### Short exercise
In the listing that follows, how many lines contain "text"? Give the number only.
______________________________
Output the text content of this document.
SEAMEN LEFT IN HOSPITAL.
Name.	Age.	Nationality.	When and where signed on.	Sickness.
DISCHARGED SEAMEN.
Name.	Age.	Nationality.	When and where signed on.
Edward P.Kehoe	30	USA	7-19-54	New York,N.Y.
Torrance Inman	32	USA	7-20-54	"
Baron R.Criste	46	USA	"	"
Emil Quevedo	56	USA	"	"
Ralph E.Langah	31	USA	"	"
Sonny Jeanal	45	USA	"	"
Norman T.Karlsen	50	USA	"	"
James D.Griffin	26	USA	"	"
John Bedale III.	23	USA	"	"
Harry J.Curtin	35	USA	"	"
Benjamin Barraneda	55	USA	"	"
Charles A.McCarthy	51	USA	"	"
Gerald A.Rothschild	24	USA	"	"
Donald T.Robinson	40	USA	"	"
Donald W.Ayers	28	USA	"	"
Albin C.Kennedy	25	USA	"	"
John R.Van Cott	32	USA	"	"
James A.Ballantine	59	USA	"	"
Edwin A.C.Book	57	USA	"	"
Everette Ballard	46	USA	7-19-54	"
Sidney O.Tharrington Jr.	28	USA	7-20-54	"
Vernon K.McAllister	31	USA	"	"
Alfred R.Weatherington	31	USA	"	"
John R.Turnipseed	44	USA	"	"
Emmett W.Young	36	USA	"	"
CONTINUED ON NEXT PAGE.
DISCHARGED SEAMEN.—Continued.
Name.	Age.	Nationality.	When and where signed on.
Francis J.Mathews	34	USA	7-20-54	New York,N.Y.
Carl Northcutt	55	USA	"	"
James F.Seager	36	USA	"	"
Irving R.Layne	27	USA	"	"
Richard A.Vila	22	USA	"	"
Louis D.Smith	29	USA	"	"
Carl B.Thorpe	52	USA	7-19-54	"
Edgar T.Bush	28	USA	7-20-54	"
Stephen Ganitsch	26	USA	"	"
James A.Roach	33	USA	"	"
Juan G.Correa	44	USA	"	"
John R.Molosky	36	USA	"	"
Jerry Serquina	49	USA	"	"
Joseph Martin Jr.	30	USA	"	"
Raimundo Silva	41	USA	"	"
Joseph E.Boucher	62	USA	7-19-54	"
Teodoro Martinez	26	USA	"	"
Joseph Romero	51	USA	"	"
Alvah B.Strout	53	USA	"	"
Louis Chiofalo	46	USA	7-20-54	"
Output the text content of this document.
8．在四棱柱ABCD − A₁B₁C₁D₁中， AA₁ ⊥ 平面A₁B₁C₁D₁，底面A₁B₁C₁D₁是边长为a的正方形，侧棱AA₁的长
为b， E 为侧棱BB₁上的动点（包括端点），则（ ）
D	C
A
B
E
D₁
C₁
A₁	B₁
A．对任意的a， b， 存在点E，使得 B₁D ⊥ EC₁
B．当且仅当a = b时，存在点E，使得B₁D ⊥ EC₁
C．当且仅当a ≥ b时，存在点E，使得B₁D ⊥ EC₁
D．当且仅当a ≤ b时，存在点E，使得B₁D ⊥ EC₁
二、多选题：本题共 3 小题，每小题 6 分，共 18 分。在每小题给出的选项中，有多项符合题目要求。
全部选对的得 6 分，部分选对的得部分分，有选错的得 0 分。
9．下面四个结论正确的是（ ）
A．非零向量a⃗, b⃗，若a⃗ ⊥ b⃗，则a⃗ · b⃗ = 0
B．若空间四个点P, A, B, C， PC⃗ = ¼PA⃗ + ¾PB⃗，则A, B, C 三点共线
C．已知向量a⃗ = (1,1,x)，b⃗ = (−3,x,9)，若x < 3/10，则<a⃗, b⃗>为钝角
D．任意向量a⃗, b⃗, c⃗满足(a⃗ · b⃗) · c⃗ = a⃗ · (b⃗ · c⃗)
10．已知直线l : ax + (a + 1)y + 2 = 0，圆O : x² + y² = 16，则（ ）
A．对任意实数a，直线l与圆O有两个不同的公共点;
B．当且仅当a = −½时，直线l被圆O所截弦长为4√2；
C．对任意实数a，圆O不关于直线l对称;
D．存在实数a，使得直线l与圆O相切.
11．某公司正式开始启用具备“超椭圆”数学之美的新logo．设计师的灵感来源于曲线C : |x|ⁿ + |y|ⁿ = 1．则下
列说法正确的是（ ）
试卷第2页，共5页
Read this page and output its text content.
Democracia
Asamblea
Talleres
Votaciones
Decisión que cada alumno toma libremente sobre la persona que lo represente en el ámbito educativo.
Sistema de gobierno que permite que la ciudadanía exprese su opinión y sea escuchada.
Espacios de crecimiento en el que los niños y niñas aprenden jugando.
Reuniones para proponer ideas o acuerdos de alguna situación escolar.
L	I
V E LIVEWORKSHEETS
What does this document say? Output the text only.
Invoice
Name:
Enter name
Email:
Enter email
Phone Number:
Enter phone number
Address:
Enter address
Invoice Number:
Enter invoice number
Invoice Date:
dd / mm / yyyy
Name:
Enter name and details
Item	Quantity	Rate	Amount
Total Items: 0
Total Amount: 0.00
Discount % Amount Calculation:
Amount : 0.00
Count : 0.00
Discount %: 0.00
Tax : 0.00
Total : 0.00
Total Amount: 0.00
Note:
______________________________
### Result
4